╭─ Records for processing
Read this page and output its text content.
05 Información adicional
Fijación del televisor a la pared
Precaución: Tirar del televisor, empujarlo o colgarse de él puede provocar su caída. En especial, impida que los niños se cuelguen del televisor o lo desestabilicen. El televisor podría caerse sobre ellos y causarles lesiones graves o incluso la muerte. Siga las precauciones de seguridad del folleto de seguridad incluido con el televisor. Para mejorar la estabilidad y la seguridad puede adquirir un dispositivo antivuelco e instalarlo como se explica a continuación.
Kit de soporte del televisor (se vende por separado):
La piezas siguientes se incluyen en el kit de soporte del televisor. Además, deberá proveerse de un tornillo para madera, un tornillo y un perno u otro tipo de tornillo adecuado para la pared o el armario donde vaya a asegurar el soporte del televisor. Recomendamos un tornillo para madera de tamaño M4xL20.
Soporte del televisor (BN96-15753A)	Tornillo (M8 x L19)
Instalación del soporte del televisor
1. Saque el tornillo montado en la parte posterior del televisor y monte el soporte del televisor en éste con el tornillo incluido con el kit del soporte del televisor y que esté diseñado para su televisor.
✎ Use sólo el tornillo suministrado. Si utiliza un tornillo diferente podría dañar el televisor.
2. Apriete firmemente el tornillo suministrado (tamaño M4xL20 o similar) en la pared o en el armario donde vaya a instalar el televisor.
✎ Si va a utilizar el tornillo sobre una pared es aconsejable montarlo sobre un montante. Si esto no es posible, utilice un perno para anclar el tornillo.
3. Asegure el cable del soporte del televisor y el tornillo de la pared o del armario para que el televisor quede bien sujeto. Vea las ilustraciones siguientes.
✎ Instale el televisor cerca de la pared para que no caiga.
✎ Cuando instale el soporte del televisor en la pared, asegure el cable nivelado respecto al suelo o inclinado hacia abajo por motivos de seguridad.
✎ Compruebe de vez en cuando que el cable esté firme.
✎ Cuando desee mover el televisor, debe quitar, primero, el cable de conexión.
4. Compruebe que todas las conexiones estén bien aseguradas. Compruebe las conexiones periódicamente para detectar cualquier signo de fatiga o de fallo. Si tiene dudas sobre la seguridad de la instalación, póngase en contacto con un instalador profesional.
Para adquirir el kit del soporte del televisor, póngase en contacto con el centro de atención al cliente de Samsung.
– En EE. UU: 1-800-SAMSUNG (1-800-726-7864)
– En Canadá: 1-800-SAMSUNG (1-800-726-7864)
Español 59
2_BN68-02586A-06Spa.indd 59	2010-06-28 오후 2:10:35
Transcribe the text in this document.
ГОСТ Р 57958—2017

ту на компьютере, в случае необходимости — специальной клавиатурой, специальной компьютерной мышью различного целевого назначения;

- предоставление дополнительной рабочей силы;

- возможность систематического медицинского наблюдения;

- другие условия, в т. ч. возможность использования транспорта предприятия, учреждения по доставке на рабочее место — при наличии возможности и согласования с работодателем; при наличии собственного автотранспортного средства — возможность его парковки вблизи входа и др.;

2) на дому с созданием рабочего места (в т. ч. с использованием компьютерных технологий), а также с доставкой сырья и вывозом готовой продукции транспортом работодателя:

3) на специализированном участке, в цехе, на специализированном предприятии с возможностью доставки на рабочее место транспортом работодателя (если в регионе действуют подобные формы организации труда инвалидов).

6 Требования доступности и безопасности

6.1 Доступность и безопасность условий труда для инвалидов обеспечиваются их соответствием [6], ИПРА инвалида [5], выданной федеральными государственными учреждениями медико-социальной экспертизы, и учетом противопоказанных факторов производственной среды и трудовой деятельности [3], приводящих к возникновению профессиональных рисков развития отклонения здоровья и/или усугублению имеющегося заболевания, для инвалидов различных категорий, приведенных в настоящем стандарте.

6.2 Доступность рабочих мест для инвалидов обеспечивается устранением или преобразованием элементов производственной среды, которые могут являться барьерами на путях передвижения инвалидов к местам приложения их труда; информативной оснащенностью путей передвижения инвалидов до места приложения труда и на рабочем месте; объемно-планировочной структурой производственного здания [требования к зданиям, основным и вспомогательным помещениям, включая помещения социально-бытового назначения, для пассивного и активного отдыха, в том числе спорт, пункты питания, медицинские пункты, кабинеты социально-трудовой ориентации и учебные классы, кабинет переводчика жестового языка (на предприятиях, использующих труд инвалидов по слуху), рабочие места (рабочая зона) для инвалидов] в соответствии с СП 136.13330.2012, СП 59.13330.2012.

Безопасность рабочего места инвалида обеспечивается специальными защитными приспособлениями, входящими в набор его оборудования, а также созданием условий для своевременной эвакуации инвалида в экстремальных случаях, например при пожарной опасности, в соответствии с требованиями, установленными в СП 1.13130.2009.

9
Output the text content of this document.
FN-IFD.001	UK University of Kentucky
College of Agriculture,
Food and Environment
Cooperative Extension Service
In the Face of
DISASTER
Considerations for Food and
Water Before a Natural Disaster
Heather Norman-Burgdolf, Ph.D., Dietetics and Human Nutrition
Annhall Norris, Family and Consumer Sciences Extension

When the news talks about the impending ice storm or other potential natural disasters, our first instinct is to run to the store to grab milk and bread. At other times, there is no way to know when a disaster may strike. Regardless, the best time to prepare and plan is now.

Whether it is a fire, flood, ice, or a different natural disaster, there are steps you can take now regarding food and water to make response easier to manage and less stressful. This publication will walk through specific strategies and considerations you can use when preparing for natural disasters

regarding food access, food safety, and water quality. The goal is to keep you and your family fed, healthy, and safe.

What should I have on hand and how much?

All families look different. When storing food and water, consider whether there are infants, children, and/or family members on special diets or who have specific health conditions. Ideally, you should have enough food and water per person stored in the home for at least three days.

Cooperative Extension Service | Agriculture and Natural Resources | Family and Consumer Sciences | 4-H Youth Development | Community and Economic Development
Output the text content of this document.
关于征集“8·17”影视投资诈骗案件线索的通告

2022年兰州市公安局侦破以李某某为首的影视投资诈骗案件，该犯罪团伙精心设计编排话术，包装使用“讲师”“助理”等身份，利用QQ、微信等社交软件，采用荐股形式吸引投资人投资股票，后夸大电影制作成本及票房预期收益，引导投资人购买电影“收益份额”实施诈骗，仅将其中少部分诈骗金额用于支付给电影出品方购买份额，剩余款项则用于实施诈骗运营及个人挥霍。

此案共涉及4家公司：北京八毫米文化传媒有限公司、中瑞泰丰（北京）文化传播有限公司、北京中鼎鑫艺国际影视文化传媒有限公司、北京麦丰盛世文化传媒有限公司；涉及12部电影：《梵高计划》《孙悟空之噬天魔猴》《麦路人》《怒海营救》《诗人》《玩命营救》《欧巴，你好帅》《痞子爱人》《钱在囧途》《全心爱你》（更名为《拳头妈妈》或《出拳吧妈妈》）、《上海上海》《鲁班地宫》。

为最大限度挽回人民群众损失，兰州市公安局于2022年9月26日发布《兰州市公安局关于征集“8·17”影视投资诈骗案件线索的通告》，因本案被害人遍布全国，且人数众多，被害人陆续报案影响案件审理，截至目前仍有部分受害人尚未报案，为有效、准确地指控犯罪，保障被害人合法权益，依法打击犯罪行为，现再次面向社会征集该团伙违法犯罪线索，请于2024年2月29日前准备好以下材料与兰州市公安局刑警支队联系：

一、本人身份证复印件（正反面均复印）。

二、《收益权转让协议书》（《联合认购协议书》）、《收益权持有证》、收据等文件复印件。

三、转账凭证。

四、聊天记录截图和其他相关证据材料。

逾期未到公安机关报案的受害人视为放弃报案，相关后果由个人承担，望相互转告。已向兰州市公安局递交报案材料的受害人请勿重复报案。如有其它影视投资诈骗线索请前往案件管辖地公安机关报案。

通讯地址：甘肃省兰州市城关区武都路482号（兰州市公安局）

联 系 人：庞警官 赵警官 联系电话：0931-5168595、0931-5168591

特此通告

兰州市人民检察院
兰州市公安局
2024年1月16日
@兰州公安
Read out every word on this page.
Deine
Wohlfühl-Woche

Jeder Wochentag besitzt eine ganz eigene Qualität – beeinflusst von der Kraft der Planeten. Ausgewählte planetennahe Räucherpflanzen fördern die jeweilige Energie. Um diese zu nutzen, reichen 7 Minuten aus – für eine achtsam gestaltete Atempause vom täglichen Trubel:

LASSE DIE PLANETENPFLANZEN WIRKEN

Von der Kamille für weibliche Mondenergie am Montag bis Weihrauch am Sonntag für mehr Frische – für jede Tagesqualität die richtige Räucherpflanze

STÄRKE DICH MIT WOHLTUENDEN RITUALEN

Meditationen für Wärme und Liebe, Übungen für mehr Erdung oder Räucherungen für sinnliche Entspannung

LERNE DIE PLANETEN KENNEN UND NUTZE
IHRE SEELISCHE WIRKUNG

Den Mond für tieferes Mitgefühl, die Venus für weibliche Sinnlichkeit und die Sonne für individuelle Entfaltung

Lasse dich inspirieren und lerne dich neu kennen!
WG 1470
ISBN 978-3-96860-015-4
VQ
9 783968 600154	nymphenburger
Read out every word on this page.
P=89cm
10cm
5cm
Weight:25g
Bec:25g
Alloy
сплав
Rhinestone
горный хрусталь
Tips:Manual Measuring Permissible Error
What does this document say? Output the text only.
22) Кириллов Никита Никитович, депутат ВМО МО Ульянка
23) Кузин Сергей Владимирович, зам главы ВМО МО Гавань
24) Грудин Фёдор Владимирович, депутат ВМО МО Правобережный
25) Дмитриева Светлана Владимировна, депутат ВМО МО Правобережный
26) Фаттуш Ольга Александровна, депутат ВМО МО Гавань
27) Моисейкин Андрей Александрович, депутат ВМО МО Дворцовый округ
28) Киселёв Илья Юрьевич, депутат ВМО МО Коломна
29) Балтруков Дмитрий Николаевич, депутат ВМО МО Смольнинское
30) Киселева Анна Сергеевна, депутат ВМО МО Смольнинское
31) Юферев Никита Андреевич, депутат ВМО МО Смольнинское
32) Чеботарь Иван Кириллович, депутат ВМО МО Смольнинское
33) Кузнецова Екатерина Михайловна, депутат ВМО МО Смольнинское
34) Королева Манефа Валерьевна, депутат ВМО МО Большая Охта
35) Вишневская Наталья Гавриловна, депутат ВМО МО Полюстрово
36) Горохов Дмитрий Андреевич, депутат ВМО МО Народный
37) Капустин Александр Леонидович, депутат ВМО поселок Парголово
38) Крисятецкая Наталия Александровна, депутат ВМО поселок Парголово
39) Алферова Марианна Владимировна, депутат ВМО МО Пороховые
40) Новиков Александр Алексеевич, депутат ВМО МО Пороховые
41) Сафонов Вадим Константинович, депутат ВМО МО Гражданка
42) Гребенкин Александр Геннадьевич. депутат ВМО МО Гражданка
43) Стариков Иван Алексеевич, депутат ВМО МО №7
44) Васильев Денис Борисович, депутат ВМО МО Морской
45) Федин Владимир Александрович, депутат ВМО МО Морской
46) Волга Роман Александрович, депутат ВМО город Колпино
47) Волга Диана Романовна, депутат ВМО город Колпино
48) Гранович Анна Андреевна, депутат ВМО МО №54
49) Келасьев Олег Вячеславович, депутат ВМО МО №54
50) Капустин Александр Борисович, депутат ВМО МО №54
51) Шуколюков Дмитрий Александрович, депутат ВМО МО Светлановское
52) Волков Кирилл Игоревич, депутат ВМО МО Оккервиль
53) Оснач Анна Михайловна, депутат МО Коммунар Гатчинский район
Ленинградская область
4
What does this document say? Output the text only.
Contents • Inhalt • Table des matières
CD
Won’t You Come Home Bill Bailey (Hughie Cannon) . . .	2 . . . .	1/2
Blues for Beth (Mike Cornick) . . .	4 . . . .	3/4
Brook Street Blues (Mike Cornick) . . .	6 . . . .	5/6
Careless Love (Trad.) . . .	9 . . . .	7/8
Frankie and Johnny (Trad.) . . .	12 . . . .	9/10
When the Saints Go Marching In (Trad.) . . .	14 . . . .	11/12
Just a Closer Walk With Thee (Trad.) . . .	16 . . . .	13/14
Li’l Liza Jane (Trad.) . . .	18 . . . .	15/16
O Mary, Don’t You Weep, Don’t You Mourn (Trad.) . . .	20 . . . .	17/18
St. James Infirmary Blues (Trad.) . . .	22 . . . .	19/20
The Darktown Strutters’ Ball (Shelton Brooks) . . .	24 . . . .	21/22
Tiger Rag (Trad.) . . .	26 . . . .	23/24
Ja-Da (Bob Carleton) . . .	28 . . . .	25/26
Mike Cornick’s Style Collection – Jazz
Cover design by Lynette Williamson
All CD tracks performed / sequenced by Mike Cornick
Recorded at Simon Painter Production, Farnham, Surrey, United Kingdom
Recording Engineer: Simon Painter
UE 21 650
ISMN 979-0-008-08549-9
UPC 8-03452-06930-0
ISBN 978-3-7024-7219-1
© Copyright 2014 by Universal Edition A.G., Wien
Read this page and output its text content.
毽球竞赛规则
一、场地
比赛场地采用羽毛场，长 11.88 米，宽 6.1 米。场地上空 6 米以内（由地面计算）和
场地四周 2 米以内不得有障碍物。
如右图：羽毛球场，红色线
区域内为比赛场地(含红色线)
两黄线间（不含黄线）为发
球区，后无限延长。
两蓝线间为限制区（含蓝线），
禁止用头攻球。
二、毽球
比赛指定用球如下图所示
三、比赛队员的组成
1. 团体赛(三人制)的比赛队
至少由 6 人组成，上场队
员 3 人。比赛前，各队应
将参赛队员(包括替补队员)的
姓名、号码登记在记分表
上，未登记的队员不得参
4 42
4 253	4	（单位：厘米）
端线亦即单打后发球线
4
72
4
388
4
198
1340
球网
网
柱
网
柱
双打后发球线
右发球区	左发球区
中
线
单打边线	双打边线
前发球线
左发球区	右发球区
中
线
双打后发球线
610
╰─
◆ The problem ◆
Extract from the material all lines containing the string "donde".

◆ Output below ◆
La piezas siguientes se incluyen en el kit de soporte del televisor. Además, deberá proveerse de un tornillo para madera, un tornillo y un perno u otro tipo de tornillo adecuado para la pared o el armario donde vaya a asegurar el soporte del televisor. Recomendamos un tornillo para madera de tamaño M4xL20.
2. Apriete firmemente el tornillo suministrado (tamaño M4xL20 o similar) en la pared o en el armario donde vaya a instalar el televisor.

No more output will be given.